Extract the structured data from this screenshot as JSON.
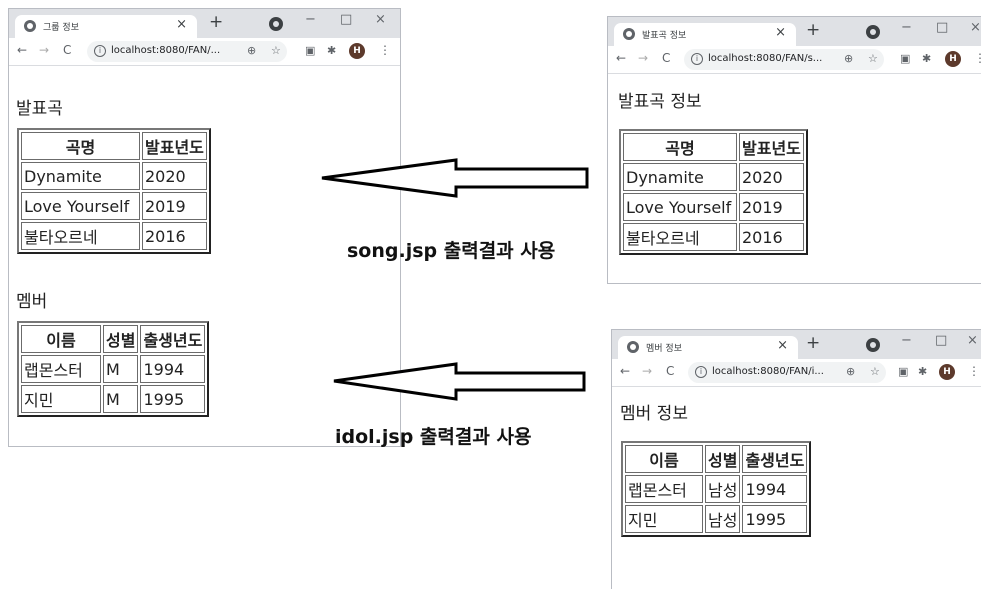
{
  "left_window": {
    "tab_title": "그룹 정보",
    "url": "localhost:8080/FAN/...",
    "avatar_letter": "H",
    "heading_songs": "발표곡",
    "song_table": {
      "headers": [
        "곡명",
        "발표년도"
      ],
      "rows": [
        [
          "Dynamite",
          "2020"
        ],
        [
          "Love Yourself",
          "2019"
        ],
        [
          "불타오르네",
          "2016"
        ]
      ]
    },
    "heading_members": "멤버",
    "member_table": {
      "headers": [
        "이름",
        "성별",
        "출생년도"
      ],
      "rows": [
        [
          "랩몬스터",
          "M",
          "1994"
        ],
        [
          "지민",
          "M",
          "1995"
        ]
      ]
    }
  },
  "top_right_window": {
    "tab_title": "발표곡 정보",
    "url": "localhost:8080/FAN/s...",
    "avatar_letter": "H",
    "heading": "발표곡 정보",
    "table": {
      "headers": [
        "곡명",
        "발표년도"
      ],
      "rows": [
        [
          "Dynamite",
          "2020"
        ],
        [
          "Love Yourself",
          "2019"
        ],
        [
          "불타오르네",
          "2016"
        ]
      ]
    }
  },
  "bottom_right_window": {
    "tab_title": "멤버 정보",
    "url": "localhost:8080/FAN/i...",
    "avatar_letter": "H",
    "heading": "멤버 정보",
    "table": {
      "headers": [
        "이름",
        "성별",
        "출생년도"
      ],
      "rows": [
        [
          "랩몬스터",
          "남성",
          "1994"
        ],
        [
          "지민",
          "남성",
          "1995"
        ]
      ]
    }
  },
  "annotations": {
    "song_caption": "song.jsp 출력결과 사용",
    "idol_caption": "idol.jsp 출력결과 사용"
  },
  "icons": {
    "back": "←",
    "forward": "→",
    "reload": "C",
    "info": "i",
    "zoom": "⊕",
    "star": "☆",
    "close": "×",
    "newtab": "+",
    "minimize": "−",
    "maximize": "□",
    "window_close": "×",
    "menu": "⋮"
  }
}
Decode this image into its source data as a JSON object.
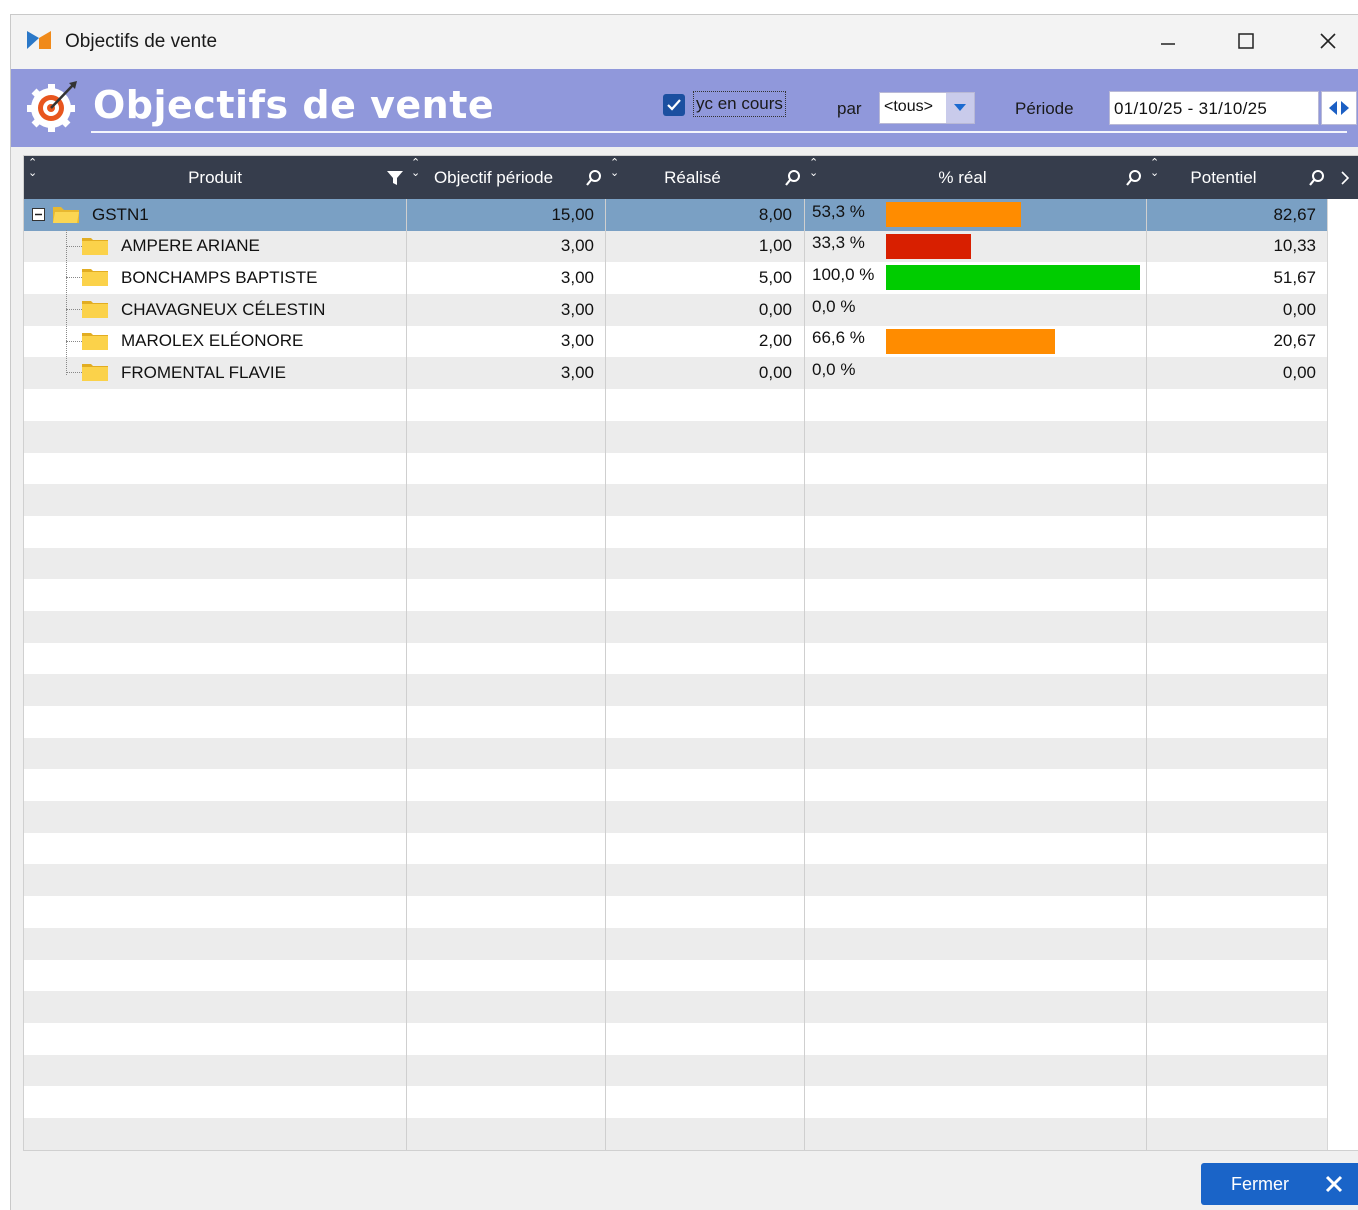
□ □ □ □ □
- _Task_
Using the listing above, show each line holding the string "출력결과".

- _Finished exercise_
    "song_caption": "song.jsp 출력결과 사용",
    "idol_caption": "idol.jsp 출력결과 사용"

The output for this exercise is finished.